Items from a dataset
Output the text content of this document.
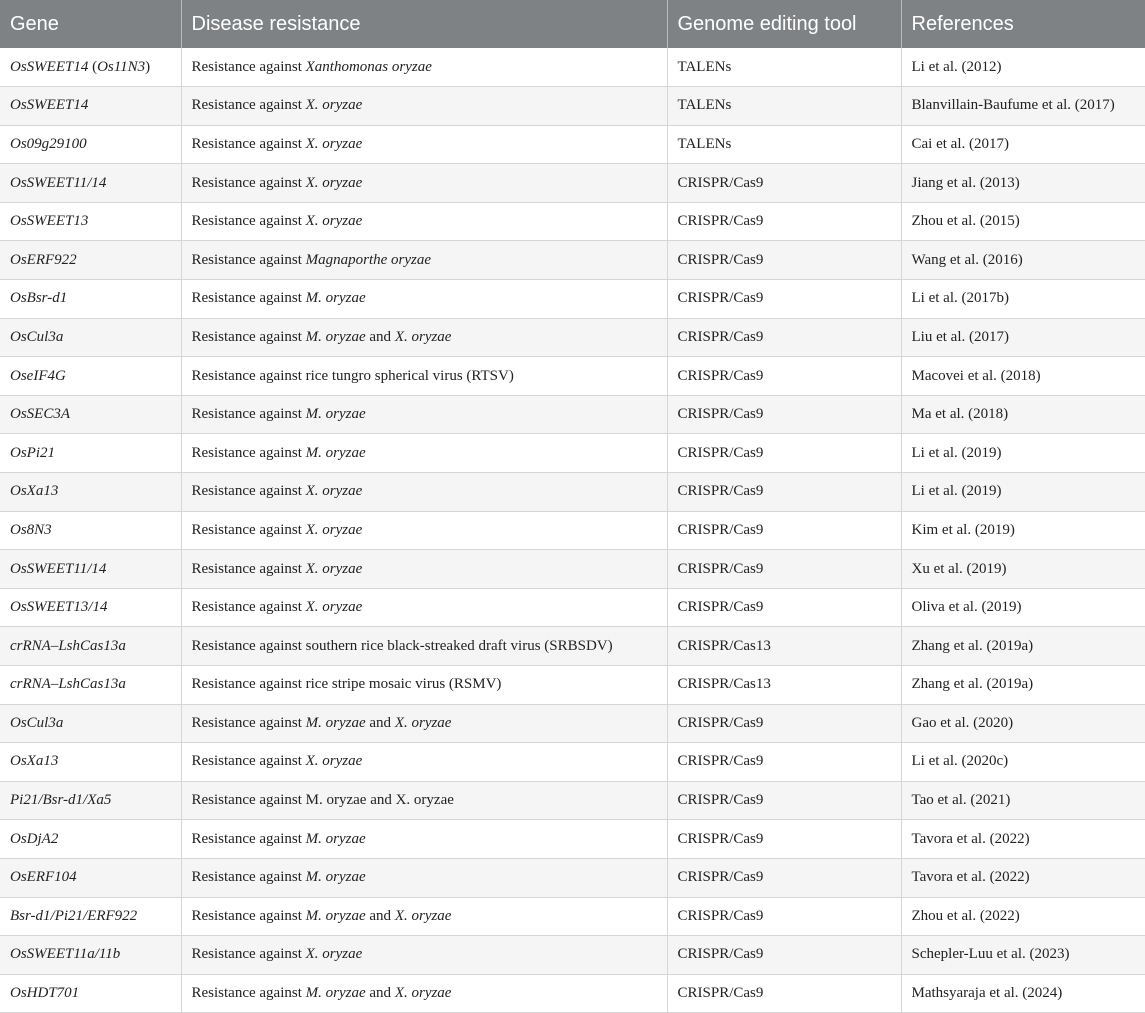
Gene	Disease resistance	Genome editing tool	References
OsSWEET14 (Os11N3)	Resistance against Xanthomonas oryzae	TALENs	Li et al. (2012)
OsSWEET14	Resistance against X. oryzae	TALENs	Blanvillain-Baufume et al. (2017)
Os09g29100	Resistance against X. oryzae	TALENs	Cai et al. (2017)
OsSWEET11/14	Resistance against X. oryzae	CRISPR/Cas9	Jiang et al. (2013)
OsSWEET13	Resistance against X. oryzae	CRISPR/Cas9	Zhou et al. (2015)
OsERF922	Resistance against Magnaporthe oryzae	CRISPR/Cas9	Wang et al. (2016)
OsBsr-d1	Resistance against M. oryzae	CRISPR/Cas9	Li et al. (2017b)
OsCul3a	Resistance against M. oryzae and X. oryzae	CRISPR/Cas9	Liu et al. (2017)
OseIF4G	Resistance against rice tungro spherical virus (RTSV)	CRISPR/Cas9	Macovei et al. (2018)
OsSEC3A	Resistance against M. oryzae	CRISPR/Cas9	Ma et al. (2018)
OsPi21	Resistance against M. oryzae	CRISPR/Cas9	Li et al. (2019)
OsXa13	Resistance against X. oryzae	CRISPR/Cas9	Li et al. (2019)
Os8N3	Resistance against X. oryzae	CRISPR/Cas9	Kim et al. (2019)
OsSWEET11/14	Resistance against X. oryzae	CRISPR/Cas9	Xu et al. (2019)
OsSWEET13/14	Resistance against X. oryzae	CRISPR/Cas9	Oliva et al. (2019)
crRNA–LshCas13a	Resistance against southern rice black-streaked draft virus (SRBSDV)	CRISPR/Cas13	Zhang et al. (2019a)
crRNA–LshCas13a	Resistance against rice stripe mosaic virus (RSMV)	CRISPR/Cas13	Zhang et al. (2019a)
OsCul3a	Resistance against M. oryzae and X. oryzae	CRISPR/Cas9	Gao et al. (2020)
OsXa13	Resistance against X. oryzae	CRISPR/Cas9	Li et al. (2020c)
Pi21/Bsr-d1/Xa5	Resistance against M. oryzae and X. oryzae	CRISPR/Cas9	Tao et al. (2021)
OsDjA2	Resistance against M. oryzae	CRISPR/Cas9	Tavora et al. (2022)
OsERF104	Resistance against M. oryzae	CRISPR/Cas9	Tavora et al. (2022)
Bsr-d1/Pi21/ERF922	Resistance against M. oryzae and X. oryzae	CRISPR/Cas9	Zhou et al. (2022)
OsSWEET11a/11b	Resistance against X. oryzae	CRISPR/Cas9	Schepler-Luu et al. (2023)
OsHDT701	Resistance against M. oryzae and X. oryzae	CRISPR/Cas9	Mathsyaraja et al. (2024)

== What you should do ==
If the string "Zhang" is in a line of the entries, pick that line out.

== Exercise result ==
crRNA–LshCas13a	Resistance against southern rice black-streaked draft virus (SRBSDV)	CRISPR/Cas13	Zhang et al. (2019a)
crRNA–LshCas13a	Resistance against rice stripe mosaic virus (RSMV)	CRISPR/Cas13	Zhang et al. (2019a)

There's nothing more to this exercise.